§ What is asked:
Write out the listing in full, matching it word for word.

◇ ◇ ◇ ◇ ◇ ◇ ◇

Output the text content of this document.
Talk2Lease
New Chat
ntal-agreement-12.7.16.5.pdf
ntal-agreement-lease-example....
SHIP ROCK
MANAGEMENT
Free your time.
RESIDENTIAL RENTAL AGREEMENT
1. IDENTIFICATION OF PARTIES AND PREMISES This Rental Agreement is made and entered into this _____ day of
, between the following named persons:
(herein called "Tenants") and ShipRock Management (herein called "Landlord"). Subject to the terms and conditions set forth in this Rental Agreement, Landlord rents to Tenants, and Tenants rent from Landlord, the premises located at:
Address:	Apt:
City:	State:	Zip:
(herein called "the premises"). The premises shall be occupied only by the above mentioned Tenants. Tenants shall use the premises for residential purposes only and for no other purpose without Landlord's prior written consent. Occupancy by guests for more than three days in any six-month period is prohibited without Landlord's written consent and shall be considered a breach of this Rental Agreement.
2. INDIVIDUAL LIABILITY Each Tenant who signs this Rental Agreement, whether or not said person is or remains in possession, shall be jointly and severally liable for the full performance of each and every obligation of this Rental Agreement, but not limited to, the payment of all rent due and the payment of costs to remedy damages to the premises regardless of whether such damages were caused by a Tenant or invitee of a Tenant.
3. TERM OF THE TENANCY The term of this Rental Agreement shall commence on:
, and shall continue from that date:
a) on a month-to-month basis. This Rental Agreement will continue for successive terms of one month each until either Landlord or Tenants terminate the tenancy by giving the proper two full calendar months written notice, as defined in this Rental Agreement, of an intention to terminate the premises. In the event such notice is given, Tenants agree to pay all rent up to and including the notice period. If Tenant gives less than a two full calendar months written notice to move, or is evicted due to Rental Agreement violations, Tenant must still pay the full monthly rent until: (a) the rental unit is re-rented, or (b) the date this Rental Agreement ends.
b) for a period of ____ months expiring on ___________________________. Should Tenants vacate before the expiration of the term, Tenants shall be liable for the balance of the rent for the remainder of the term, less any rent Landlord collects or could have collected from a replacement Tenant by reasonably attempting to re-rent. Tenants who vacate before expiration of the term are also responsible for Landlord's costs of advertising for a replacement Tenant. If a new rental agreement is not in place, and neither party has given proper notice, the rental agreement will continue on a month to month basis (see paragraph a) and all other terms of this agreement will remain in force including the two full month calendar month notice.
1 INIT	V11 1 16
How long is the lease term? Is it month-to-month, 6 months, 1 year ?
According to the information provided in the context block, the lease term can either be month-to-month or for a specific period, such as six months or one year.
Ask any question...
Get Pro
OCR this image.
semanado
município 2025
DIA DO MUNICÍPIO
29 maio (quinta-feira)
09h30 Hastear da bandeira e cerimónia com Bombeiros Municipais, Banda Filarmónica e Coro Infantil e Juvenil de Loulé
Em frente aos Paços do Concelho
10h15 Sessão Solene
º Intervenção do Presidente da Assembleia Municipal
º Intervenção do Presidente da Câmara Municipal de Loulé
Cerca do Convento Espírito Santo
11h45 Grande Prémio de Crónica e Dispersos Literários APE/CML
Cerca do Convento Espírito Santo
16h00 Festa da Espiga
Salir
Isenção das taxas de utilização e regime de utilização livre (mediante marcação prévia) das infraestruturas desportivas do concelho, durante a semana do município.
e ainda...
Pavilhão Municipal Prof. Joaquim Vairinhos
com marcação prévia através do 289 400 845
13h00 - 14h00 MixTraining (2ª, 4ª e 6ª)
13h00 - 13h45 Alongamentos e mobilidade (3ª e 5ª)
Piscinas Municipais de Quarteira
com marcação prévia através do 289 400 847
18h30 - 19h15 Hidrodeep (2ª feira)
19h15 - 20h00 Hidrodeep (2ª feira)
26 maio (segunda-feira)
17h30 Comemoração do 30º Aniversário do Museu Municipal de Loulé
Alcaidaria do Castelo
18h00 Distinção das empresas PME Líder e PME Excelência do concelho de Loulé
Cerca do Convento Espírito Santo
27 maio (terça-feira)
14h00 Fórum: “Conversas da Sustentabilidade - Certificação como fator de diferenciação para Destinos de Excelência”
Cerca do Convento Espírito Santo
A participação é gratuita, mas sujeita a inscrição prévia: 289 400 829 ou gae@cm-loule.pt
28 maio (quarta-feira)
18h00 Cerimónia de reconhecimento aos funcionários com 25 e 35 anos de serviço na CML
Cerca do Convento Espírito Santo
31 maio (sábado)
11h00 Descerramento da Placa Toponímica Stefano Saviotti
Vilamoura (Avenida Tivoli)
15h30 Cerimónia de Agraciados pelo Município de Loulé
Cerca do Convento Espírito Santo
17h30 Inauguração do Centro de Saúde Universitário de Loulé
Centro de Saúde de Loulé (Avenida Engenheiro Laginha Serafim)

◇ ◇ ◇ ◇ ◇ ◇ ◇

§ Response:
Output the text content of this document.
Talk2Lease
New Chat
ntal-agreement-12.7.16.5.pdf
ntal-agreement-lease-example....
SHIP ROCK
MANAGEMENT
Free your time.
RESIDENTIAL RENTAL AGREEMENT
1. IDENTIFICATION OF PARTIES AND PREMISES This Rental Agreement is made and entered into this _____ day of
, between the following named persons:
(herein called "Tenants") and ShipRock Management (herein called "Landlord"). Subject to the terms and conditions set forth in this Rental Agreement, Landlord rents to Tenants, and Tenants rent from Landlord, the premises located at:
Address:	Apt:
City:	State:	Zip:
(herein called "the premises"). The premises shall be occupied only by the above mentioned Tenants. Tenants shall use the premises for residential purposes only and for no other purpose without Landlord's prior written consent. Occupancy by guests for more than three days in any six-month period is prohibited without Landlord's written consent and shall be considered a breach of this Rental Agreement.
2. INDIVIDUAL LIABILITY Each Tenant who signs this Rental Agreement, whether or not said person is or remains in possession, shall be jointly and severally liable for the full performance of each and every obligation of this Rental Agreement, but not limited to, the payment of all rent due and the payment of costs to remedy damages to the premises regardless of whether such damages were caused by a Tenant or invitee of a Tenant.
3. TERM OF THE TENANCY The term of this Rental Agreement shall commence on:
, and shall continue from that date:
a) on a month-to-month basis. This Rental Agreement will continue for successive terms of one month each until either Landlord or Tenants terminate the tenancy by giving the proper two full calendar months written notice, as defined in this Rental Agreement, of an intention to terminate the premises. In the event such notice is given, Tenants agree to pay all rent up to and including the notice period. If Tenant gives less than a two full calendar months written notice to move, or is evicted due to Rental Agreement violations, Tenant must still pay the full monthly rent until: (a) the rental unit is re-rented, or (b) the date this Rental Agreement ends.
b) for a period of ____ months expiring on ___________________________. Should Tenants vacate before the expiration of the term, Tenants shall be liable for the balance of the rent for the remainder of the term, less any rent Landlord collects or could have collected from a replacement Tenant by reasonably attempting to re-rent. Tenants who vacate before expiration of the term are also responsible for Landlord's costs of advertising for a replacement Tenant. If a new rental agreement is not in place, and neither party has given proper notice, the rental agreement will continue on a month to month basis (see paragraph a) and all other terms of this agreement will remain in force including the two full month calendar month notice.
1 INIT	V11 1 16
How long is the lease term? Is it month-to-month, 6 months, 1 year ?
According to the information provided in the context block, the lease term can either be month-to-month or for a specific period, such as six months or one year.
Ask any question...
Get Pro
OCR this image.
semanado
município 2025
DIA DO MUNICÍPIO
29 maio (quinta-feira)
09h30 Hastear da bandeira e cerimónia com Bombeiros Municipais, Banda Filarmónica e Coro Infantil e Juvenil de Loulé
Em frente aos Paços do Concelho
10h15 Sessão Solene
º Intervenção do Presidente da Assembleia Municipal
º Intervenção do Presidente da Câmara Municipal de Loulé
Cerca do Convento Espírito Santo
11h45 Grande Prémio de Crónica e Dispersos Literários APE/CML
Cerca do Convento Espírito Santo
16h00 Festa da Espiga
Salir
Isenção das taxas de utilização e regime de utilização livre (mediante marcação prévia) das infraestruturas desportivas do concelho, durante a semana do município.
e ainda...
Pavilhão Municipal Prof. Joaquim Vairinhos
com marcação prévia através do 289 400 845
13h00 - 14h00 MixTraining (2ª, 4ª e 6ª)
13h00 - 13h45 Alongamentos e mobilidade (3ª e 5ª)
Piscinas Municipais de Quarteira
com marcação prévia através do 289 400 847
18h30 - 19h15 Hidrodeep (2ª feira)
19h15 - 20h00 Hidrodeep (2ª feira)
26 maio (segunda-feira)
17h30 Comemoração do 30º Aniversário do Museu Municipal de Loulé
Alcaidaria do Castelo
18h00 Distinção das empresas PME Líder e PME Excelência do concelho de Loulé
Cerca do Convento Espírito Santo
27 maio (terça-feira)
14h00 Fórum: “Conversas da Sustentabilidade - Certificação como fator de diferenciação para Destinos de Excelência”
Cerca do Convento Espírito Santo
A participação é gratuita, mas sujeita a inscrição prévia: 289 400 829 ou gae@cm-loule.pt
28 maio (quarta-feira)
18h00 Cerimónia de reconhecimento aos funcionários com 25 e 35 anos de serviço na CML
Cerca do Convento Espírito Santo
31 maio (sábado)
11h00 Descerramento da Placa Toponímica Stefano Saviotti
Vilamoura (Avenida Tivoli)
15h30 Cerimónia de Agraciados pelo Município de Loulé
Cerca do Convento Espírito Santo
17h30 Inauguração do Centro de Saúde Universitário de Loulé
Centro de Saúde de Loulé (Avenida Engenheiro Laginha Serafim)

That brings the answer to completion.